== MATERIALS PROVIDED

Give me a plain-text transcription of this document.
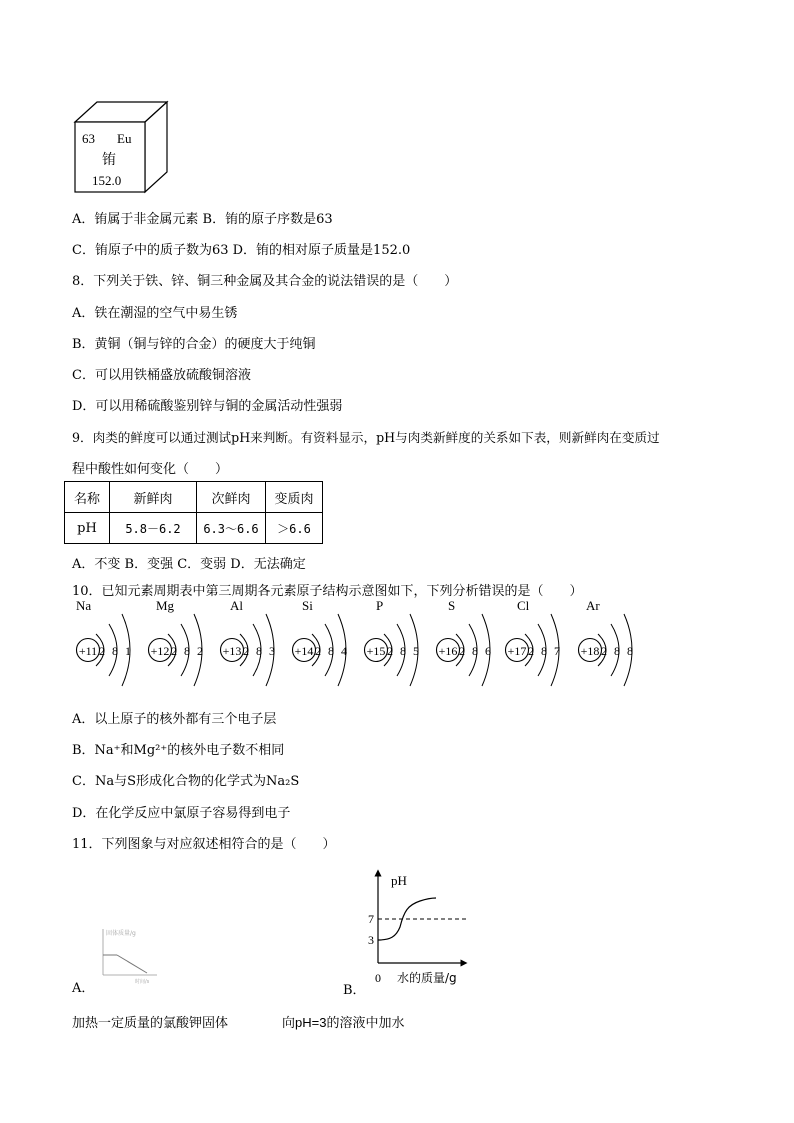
63 Eu
铕
152.0
A．铕属于非金属元素 B．铕的原子序数是63
C．铕原子中的质子数为63 D．铕的相对原子质量是152.0
8．下列关于铁、锌、铜三种金属及其合金的说法错误的是（　　）
A．铁在潮湿的空气中易生锈
B．黄铜（铜与锌的合金）的硬度大于纯铜
C．可以用铁桶盛放硫酸铜溶液
D．可以用稀硫酸鉴别锌与铜的金属活动性强弱
9．肉类的鲜度可以通过测试pH来判断。有资料显示，pH与肉类新鲜度的关系如下表，则新鲜肉在变质过
程中酸性如何变化（　　）
名称	新鲜肉	次鲜肉	变质肉
pH	5.8－6.2	6.3～6.6	＞6.6
A．不变 B．变强 C．变弱 D．无法确定
10．已知元素周期表中第三周期各元素原子结构示意图如下，下列分析错误的是（　　）
Na
+11 2 8 1
Mg
+12 2 8 2
Al
+13 2 8 3
Si
+14 2 8 4
P
+15 2 8 5
S
+16 2 8 6
Cl
+17 2 8 7
Ar
+18 2 8 8
A．以上原子的核外都有三个电子层
B．Na⁺和Mg²⁺的核外电子数不相同
C．Na与S形成化合物的化学式为Na₂S
D．在化学反应中氯原子容易得到电子
11．下列图象与对应叙述相符合的是（　　）
A．
固体质量/g
时间/s
B．
pH
7
3
0 水的质量/g
加热一定质量的氯酸钾固体	向pH=3的溶液中加水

====

Reproduce all entries exactly. Pictures do not belong in the copy.

→ ANSWER TO THE TASK:
Give me a plain-text transcription of this document.
63 Eu
铕
152.0
A．铕属于非金属元素 B．铕的原子序数是63
C．铕原子中的质子数为63 D．铕的相对原子质量是152.0
8．下列关于铁、锌、铜三种金属及其合金的说法错误的是（　　）
A．铁在潮湿的空气中易生锈
B．黄铜（铜与锌的合金）的硬度大于纯铜
C．可以用铁桶盛放硫酸铜溶液
D．可以用稀硫酸鉴别锌与铜的金属活动性强弱
9．肉类的鲜度可以通过测试pH来判断。有资料显示，pH与肉类新鲜度的关系如下表，则新鲜肉在变质过
程中酸性如何变化（　　）
名称	新鲜肉	次鲜肉	变质肉
pH	5.8－6.2	6.3～6.6	＞6.6
A．不变 B．变强 C．变弱 D．无法确定
10．已知元素周期表中第三周期各元素原子结构示意图如下，下列分析错误的是（　　）
Na
+11 2 8 1
Mg
+12 2 8 2
Al
+13 2 8 3
Si
+14 2 8 4
P
+15 2 8 5
S
+16 2 8 6
Cl
+17 2 8 7
Ar
+18 2 8 8
A．以上原子的核外都有三个电子层
B．Na⁺和Mg²⁺的核外电子数不相同
C．Na与S形成化合物的化学式为Na₂S
D．在化学反应中氯原子容易得到电子
11．下列图象与对应叙述相符合的是（　　）
A．
固体质量/g
时间/s
B．
pH
7
3
0 水的质量/g
加热一定质量的氯酸钾固体	向pH=3的溶液中加水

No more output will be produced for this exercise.